**TASK TO CARRY OUT:** Your task is to copy every line of the entries that contains "과정에서".

**DATA SHOWN:**
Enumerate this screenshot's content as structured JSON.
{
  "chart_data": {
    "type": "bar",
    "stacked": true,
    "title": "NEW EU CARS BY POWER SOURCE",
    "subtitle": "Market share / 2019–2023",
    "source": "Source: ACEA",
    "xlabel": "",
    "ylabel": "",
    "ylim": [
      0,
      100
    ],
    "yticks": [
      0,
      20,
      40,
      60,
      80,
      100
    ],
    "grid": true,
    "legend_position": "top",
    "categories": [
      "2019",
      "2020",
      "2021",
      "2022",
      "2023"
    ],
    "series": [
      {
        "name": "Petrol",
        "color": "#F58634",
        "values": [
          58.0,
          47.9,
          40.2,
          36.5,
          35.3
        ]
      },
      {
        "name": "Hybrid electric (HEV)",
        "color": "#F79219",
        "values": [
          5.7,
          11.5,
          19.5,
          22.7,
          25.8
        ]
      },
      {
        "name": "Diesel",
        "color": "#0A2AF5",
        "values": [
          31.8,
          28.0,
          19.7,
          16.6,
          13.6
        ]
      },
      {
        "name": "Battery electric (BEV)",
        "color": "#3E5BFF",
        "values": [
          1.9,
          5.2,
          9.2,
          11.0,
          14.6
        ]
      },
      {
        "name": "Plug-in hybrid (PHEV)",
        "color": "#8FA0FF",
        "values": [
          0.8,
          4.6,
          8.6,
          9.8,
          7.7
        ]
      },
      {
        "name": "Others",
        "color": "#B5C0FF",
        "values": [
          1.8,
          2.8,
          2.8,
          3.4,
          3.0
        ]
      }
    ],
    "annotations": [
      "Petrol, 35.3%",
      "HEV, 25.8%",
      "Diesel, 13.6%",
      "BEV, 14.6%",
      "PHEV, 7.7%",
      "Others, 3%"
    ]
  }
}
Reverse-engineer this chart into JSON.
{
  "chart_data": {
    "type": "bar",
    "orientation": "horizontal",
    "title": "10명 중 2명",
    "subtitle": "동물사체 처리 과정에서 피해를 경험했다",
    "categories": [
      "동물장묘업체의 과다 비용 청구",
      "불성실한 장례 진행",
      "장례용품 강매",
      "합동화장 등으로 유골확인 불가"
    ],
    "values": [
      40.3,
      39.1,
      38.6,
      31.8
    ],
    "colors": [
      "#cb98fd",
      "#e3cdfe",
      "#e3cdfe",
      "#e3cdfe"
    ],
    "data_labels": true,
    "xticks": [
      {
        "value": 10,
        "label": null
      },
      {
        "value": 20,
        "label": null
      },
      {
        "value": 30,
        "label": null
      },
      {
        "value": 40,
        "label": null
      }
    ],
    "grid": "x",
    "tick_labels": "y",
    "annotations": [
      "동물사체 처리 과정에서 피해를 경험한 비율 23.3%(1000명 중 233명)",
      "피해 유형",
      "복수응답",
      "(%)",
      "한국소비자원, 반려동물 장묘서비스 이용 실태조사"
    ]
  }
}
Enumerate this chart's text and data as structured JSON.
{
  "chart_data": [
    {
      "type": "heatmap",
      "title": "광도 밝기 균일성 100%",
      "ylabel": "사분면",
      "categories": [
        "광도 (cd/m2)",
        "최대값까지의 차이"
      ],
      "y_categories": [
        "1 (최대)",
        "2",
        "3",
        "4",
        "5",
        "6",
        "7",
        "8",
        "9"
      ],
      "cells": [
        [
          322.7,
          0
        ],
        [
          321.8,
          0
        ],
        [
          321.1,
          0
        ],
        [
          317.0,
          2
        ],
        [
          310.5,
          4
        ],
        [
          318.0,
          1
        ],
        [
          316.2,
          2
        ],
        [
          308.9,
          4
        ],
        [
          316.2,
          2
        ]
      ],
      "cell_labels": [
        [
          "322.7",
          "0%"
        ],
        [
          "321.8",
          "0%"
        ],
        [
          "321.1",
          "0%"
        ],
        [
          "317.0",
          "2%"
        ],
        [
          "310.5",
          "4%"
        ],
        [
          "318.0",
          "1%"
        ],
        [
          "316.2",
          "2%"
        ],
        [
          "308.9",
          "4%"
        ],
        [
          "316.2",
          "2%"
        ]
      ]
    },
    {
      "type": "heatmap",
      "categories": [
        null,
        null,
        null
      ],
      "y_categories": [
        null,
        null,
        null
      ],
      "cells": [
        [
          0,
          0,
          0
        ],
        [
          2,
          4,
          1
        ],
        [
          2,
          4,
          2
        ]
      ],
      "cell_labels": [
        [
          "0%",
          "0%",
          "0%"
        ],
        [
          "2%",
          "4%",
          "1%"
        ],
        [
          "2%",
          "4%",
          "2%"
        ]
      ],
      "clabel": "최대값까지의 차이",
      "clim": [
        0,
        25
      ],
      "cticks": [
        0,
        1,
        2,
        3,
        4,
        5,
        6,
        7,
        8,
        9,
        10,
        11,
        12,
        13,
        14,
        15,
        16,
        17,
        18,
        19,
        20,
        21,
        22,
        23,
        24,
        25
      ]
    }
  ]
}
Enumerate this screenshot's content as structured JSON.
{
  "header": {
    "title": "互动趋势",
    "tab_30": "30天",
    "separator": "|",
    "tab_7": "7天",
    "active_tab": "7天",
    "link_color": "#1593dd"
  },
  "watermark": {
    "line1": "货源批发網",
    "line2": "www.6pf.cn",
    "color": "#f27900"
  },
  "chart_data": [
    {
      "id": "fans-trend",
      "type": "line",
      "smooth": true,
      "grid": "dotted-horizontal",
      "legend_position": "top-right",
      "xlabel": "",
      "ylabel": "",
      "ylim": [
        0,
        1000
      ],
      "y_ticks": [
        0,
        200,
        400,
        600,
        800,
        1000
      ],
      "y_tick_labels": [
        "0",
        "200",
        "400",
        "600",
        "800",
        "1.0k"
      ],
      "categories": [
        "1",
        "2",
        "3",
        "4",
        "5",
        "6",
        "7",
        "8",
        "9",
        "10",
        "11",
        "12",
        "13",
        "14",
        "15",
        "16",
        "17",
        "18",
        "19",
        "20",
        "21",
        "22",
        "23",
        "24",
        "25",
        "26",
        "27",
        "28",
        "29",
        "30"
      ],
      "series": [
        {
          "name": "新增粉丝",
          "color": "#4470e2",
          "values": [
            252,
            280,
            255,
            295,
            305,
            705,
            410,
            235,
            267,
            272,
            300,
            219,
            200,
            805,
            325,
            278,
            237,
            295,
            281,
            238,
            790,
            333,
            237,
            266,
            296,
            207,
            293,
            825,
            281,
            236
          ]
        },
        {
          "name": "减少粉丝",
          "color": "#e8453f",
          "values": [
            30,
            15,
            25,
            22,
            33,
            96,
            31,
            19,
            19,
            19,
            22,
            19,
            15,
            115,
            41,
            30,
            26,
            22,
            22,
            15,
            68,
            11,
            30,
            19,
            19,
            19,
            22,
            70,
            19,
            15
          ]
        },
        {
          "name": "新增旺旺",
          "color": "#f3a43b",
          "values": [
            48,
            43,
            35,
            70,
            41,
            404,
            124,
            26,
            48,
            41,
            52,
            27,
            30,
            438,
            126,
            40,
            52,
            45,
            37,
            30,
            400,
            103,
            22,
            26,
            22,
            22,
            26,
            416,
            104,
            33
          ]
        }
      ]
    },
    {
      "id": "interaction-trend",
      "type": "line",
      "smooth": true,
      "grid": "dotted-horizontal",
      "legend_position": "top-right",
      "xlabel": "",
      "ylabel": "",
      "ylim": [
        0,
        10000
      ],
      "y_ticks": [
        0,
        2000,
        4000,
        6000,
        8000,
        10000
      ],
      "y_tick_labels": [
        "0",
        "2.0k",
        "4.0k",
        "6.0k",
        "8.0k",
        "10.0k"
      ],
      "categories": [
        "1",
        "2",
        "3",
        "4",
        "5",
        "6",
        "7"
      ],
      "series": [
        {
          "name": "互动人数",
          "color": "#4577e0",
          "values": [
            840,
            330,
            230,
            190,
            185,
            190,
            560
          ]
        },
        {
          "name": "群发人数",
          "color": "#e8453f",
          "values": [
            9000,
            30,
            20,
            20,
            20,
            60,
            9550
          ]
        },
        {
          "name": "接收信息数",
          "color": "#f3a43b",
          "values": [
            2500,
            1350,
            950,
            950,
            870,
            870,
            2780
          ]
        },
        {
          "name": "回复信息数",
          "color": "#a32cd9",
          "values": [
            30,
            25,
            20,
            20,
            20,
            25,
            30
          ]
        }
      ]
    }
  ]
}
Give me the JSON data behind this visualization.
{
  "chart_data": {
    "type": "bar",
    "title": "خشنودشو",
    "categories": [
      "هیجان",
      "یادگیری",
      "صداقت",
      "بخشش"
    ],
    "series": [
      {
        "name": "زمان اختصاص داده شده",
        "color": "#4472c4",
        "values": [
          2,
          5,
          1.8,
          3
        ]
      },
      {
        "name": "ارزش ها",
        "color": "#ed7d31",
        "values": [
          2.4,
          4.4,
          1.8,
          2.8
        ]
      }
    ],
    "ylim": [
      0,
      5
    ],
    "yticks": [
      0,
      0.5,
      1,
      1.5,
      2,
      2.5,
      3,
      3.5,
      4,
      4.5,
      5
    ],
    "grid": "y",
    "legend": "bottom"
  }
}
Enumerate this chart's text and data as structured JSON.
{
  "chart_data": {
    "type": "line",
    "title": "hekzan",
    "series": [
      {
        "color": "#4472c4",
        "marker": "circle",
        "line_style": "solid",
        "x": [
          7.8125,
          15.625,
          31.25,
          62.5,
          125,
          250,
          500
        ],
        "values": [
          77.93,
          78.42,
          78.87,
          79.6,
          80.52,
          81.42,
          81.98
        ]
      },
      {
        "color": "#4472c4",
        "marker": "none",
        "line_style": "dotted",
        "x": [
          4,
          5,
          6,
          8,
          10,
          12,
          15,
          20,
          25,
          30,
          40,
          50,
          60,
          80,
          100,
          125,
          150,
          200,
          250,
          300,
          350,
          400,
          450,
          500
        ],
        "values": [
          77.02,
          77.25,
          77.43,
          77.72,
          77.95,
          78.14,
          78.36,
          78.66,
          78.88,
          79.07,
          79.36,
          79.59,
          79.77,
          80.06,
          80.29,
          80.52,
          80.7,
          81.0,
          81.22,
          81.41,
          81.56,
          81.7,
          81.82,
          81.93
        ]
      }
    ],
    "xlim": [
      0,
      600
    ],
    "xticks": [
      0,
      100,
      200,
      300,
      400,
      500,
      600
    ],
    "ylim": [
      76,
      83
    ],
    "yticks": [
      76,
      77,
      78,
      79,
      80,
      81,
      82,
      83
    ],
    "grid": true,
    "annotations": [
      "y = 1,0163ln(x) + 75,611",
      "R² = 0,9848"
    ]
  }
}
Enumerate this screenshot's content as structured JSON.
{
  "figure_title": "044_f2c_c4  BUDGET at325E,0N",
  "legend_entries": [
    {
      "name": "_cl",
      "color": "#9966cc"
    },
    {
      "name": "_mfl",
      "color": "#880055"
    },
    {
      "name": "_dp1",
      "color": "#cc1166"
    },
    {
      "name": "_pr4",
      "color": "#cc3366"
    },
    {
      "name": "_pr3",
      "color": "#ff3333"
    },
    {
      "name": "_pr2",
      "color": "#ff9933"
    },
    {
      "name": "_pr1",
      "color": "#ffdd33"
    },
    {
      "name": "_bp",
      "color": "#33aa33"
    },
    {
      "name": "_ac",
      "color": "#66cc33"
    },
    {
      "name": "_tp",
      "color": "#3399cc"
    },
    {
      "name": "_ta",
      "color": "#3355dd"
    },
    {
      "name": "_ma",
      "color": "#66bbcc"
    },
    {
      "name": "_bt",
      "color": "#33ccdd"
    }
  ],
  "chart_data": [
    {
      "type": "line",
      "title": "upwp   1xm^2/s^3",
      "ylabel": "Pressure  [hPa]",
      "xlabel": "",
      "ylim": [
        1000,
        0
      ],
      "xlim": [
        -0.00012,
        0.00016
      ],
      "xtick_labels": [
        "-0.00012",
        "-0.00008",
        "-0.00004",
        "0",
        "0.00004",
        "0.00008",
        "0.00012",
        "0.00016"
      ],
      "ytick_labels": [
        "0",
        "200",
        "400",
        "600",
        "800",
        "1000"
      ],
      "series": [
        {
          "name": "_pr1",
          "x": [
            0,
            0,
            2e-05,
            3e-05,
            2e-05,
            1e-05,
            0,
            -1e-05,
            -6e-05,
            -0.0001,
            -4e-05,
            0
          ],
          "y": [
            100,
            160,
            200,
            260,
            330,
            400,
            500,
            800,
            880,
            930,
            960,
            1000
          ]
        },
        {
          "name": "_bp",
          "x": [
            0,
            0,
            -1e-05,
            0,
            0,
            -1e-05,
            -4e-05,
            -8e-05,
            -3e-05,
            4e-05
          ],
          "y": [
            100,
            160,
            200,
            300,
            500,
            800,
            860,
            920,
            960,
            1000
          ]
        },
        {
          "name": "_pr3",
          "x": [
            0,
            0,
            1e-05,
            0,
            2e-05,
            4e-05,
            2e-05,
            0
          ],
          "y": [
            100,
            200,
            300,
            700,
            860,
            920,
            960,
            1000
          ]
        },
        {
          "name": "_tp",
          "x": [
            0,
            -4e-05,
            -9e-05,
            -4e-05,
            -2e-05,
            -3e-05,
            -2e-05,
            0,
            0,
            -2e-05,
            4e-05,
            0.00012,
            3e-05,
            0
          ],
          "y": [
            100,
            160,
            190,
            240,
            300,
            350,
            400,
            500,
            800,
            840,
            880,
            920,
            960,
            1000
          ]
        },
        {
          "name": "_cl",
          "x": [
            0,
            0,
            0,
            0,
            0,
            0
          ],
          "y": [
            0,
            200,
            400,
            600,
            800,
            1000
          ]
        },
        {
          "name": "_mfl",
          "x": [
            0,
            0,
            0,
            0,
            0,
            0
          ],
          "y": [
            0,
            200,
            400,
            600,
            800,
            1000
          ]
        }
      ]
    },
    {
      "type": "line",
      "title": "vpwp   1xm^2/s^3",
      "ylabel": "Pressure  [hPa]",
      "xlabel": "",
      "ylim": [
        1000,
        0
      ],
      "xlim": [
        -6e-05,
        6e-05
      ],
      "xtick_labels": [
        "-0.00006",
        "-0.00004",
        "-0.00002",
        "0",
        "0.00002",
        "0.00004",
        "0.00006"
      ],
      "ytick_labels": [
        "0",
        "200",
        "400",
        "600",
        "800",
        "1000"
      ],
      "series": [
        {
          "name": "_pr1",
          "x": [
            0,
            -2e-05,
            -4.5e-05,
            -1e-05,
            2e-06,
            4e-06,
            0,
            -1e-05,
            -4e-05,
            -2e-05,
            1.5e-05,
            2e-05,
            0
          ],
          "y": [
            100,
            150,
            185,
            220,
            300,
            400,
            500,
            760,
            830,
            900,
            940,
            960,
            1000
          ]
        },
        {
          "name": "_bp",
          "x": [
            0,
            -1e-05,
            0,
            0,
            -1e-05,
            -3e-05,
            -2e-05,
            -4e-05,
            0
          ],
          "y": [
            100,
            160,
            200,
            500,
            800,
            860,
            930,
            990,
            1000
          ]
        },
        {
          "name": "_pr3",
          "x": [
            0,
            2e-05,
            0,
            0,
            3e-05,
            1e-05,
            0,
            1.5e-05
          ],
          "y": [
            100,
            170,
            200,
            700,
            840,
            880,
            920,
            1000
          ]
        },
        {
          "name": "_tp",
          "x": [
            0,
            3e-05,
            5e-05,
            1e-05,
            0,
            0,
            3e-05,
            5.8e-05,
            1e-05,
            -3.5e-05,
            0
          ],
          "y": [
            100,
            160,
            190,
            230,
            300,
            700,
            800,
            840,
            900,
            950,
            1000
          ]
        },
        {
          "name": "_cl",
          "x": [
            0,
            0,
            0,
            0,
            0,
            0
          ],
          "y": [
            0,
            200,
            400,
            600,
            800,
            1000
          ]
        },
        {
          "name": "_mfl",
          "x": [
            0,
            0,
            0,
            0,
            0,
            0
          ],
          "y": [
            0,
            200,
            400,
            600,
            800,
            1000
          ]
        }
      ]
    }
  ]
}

**WRITTEN REPLY:**
    "subtitle": "동물사체 처리 과정에서 피해를 경험했다",
      "동물사체 처리 과정에서 피해를 경험한 비율 23.3%(1000명 중 233명)",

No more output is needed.